#### Requirement:
Copy each line of the material below that includes the string "image".

--- begin ---

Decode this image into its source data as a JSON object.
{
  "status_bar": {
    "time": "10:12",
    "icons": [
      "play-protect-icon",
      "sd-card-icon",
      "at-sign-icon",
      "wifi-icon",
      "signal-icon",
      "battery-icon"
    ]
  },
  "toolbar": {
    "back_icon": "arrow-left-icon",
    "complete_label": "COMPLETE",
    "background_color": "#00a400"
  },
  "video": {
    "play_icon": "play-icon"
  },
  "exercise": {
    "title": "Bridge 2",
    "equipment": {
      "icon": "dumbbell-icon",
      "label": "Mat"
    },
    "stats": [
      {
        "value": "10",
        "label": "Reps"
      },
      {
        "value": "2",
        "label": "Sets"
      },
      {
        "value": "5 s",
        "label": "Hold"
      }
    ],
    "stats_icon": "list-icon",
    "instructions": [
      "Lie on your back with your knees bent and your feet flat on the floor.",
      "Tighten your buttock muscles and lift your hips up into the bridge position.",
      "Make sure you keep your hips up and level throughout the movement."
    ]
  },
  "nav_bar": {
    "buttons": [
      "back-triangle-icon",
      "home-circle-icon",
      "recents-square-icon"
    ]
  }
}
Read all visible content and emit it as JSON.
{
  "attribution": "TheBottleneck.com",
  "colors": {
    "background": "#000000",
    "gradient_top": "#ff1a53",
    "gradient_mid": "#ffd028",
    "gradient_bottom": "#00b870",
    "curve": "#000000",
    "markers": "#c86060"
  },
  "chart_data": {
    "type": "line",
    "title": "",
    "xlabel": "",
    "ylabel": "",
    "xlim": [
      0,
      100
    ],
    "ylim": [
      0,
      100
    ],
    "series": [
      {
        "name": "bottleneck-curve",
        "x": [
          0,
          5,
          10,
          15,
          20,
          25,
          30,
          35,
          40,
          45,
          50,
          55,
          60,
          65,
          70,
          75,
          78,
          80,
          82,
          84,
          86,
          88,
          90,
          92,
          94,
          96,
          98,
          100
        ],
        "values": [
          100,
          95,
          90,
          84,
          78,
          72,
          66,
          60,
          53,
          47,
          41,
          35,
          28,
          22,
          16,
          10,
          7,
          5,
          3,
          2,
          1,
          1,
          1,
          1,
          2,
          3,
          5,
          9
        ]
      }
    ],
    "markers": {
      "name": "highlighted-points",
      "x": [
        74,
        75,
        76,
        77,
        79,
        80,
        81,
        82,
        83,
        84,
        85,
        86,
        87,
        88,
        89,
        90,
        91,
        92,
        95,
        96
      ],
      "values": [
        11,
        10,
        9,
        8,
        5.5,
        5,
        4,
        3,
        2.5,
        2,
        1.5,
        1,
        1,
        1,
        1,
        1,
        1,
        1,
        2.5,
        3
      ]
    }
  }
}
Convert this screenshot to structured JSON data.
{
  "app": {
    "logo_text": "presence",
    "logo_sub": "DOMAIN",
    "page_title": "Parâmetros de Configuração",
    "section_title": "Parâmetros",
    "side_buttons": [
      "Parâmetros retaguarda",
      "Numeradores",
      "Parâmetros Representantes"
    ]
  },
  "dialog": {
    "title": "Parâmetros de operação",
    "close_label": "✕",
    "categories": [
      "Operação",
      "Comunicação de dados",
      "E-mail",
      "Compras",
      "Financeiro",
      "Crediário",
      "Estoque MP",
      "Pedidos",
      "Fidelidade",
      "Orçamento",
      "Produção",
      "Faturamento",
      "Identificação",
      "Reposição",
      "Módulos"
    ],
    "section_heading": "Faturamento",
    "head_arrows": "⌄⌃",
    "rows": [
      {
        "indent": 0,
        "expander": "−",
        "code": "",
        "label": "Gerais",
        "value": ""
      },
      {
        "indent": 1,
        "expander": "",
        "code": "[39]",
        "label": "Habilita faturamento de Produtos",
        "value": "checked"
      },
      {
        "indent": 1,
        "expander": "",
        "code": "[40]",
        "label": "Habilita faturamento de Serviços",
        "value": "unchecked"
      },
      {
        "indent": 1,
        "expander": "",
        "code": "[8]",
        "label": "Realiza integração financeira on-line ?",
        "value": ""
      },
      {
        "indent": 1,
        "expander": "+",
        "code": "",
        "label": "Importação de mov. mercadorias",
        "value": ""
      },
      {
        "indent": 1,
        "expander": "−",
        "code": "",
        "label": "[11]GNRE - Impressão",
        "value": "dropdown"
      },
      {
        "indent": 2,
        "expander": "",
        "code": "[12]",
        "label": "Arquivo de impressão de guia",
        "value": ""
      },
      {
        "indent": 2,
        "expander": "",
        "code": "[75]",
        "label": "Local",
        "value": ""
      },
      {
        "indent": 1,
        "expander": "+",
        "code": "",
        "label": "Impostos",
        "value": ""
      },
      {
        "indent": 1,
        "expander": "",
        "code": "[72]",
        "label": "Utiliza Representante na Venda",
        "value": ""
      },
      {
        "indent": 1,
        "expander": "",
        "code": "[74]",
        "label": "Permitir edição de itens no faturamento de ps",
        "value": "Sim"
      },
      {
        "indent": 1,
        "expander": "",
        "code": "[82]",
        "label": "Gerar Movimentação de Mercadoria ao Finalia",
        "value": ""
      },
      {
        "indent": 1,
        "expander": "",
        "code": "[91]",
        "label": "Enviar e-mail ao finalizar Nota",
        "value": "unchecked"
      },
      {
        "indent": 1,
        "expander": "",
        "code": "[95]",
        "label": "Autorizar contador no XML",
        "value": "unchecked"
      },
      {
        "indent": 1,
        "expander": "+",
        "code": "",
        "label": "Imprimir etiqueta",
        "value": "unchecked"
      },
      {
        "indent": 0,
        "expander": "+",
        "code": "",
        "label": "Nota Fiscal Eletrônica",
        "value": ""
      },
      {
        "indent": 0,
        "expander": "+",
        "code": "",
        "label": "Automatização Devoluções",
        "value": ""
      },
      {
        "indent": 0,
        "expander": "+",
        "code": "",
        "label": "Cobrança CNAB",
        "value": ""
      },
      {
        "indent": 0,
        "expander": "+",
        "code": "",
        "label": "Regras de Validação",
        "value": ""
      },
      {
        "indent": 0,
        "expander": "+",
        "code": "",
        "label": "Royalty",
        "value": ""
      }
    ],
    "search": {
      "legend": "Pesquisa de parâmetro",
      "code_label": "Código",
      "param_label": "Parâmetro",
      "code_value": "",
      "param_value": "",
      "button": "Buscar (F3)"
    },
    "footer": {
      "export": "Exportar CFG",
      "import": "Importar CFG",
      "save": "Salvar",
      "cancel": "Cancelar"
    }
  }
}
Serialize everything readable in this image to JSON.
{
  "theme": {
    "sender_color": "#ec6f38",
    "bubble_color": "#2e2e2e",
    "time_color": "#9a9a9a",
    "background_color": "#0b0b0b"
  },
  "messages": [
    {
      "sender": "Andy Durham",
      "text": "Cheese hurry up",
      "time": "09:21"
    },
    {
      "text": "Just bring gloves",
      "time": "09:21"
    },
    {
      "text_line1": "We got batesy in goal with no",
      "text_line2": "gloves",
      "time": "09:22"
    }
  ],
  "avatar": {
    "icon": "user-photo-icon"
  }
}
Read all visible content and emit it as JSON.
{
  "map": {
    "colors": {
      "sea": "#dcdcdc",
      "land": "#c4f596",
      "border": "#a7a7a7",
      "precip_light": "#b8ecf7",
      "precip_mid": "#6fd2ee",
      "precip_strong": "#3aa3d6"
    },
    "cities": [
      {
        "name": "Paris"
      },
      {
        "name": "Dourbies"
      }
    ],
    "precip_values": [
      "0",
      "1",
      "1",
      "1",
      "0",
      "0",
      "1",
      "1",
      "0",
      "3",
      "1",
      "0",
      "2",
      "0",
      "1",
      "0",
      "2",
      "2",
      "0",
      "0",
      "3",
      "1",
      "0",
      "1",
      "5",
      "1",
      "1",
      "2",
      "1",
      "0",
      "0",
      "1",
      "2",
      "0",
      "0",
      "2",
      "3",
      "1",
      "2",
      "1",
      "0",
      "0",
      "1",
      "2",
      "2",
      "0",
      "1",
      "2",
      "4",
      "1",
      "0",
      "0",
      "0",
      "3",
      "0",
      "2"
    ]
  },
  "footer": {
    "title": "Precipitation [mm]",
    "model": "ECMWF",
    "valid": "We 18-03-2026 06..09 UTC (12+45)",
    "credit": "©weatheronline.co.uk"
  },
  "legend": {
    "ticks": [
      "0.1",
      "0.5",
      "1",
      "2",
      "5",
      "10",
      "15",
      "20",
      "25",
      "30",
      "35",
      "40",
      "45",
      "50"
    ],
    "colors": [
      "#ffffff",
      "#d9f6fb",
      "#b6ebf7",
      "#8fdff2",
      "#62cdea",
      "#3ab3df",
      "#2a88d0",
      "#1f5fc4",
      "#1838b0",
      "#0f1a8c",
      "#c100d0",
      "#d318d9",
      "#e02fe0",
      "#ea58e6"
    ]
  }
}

--- end ---

#### Solution to the problem:
Decode this image into its source data as a JSON object.
Serialize everything readable in this image to JSON.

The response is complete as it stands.